_Given instruction_
Check each line below for the word "name", and copy those that have it.

** start of Extracted information **

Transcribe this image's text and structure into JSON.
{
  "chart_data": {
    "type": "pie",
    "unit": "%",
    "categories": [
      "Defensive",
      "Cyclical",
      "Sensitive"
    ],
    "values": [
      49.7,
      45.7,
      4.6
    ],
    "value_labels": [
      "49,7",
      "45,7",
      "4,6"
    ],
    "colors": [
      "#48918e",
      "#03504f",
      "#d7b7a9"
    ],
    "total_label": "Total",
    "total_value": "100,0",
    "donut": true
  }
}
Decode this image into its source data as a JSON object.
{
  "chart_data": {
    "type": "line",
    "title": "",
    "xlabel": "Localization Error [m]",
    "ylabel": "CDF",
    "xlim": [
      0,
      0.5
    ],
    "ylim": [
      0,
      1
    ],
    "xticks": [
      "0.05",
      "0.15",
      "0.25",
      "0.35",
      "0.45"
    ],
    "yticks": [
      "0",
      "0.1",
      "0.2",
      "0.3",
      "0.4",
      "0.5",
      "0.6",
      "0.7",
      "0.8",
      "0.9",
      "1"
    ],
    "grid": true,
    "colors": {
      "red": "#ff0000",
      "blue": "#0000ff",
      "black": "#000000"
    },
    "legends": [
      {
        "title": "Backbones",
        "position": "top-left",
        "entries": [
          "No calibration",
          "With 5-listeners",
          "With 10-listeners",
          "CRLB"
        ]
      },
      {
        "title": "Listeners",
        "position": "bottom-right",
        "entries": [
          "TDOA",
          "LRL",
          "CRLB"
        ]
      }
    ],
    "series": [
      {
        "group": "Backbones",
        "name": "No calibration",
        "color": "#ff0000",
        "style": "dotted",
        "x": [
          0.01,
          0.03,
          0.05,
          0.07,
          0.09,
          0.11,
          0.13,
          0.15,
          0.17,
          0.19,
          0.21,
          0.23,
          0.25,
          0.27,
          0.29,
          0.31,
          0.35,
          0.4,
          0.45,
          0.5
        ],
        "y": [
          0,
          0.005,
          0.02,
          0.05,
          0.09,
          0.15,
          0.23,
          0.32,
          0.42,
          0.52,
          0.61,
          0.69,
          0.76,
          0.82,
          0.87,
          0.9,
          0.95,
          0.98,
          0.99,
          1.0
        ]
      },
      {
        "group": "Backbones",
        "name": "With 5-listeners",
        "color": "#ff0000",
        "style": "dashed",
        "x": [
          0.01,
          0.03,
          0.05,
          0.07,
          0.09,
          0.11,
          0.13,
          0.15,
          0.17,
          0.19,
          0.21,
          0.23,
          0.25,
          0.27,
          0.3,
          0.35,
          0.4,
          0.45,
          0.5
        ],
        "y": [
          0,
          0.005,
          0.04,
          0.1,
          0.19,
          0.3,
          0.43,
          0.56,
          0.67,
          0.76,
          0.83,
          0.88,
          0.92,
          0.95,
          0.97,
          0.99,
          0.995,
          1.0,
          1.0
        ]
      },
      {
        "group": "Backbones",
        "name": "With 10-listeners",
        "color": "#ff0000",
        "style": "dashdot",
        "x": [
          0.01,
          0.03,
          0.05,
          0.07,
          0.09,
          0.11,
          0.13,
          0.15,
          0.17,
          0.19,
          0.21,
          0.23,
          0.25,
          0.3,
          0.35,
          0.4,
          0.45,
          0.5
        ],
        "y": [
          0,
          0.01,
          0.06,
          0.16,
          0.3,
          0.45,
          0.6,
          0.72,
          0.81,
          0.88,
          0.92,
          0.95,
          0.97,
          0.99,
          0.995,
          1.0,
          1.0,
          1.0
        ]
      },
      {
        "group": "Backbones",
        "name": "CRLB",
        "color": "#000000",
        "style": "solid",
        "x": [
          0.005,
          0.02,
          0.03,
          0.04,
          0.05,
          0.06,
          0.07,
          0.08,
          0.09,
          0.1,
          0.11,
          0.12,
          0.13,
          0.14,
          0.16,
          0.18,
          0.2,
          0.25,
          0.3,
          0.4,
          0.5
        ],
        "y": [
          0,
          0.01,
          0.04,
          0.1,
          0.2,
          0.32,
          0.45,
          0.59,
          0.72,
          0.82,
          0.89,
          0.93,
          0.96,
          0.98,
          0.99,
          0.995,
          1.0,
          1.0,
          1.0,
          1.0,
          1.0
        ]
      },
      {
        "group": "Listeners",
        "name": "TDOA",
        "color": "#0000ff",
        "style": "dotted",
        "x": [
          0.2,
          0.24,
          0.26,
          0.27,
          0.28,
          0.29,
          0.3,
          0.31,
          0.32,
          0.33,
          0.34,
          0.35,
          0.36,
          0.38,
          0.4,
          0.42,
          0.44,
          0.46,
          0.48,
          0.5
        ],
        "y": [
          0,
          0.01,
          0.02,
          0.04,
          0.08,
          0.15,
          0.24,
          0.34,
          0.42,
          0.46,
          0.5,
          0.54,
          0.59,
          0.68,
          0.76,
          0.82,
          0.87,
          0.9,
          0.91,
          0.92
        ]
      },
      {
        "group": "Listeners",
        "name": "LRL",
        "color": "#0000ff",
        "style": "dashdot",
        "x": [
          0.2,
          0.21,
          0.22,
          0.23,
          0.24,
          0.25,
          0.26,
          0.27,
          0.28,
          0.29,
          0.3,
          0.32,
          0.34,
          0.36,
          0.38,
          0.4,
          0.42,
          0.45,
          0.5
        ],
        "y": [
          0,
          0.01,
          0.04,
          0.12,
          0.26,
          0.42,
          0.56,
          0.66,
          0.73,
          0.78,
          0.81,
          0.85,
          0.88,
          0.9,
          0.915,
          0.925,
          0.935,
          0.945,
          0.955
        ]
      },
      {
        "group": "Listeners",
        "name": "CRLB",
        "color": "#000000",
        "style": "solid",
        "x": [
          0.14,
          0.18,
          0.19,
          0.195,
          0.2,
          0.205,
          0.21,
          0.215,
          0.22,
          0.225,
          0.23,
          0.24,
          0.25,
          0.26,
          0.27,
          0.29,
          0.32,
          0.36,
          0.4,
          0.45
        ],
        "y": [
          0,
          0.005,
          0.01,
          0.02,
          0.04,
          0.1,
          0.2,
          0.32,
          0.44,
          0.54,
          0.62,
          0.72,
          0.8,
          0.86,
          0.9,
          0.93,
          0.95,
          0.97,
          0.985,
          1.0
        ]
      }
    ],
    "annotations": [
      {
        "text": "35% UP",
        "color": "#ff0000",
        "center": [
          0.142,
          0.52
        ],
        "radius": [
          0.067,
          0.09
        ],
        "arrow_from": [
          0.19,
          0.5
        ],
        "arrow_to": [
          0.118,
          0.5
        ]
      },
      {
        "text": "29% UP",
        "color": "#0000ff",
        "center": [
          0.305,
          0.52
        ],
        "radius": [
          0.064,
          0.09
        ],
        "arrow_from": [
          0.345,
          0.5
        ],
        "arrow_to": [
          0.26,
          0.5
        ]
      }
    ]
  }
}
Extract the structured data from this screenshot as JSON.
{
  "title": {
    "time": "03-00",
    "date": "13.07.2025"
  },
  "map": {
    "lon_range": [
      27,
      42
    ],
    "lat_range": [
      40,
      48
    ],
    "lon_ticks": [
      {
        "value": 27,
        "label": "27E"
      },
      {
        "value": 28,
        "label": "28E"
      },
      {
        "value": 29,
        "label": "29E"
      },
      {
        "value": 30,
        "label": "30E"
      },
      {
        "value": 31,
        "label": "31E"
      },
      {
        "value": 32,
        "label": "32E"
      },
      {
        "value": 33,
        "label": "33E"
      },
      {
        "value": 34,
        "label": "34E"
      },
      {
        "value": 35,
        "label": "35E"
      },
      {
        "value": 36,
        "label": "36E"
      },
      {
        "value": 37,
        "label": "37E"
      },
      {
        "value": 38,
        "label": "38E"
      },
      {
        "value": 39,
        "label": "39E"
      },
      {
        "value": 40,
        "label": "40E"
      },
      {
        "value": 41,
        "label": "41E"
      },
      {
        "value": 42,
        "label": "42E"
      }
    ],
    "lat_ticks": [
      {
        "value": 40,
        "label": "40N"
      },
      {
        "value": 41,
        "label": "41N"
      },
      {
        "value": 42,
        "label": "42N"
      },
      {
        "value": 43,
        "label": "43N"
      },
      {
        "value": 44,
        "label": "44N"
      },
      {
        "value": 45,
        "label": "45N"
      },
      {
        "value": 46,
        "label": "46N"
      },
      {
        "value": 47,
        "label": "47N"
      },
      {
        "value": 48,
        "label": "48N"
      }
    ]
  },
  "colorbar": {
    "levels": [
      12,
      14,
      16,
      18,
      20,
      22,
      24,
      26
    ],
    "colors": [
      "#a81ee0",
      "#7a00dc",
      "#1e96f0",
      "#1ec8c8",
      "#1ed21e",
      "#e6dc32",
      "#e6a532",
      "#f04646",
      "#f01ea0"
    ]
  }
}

** end of Extracted information **

_Task output_
        "name": "No calibration",
        "name": "With 5-listeners",
        "name": "With 10-listeners",
        "name": "CRLB",
        "name": "TDOA",
        "name": "LRL",
        "name": "CRLB",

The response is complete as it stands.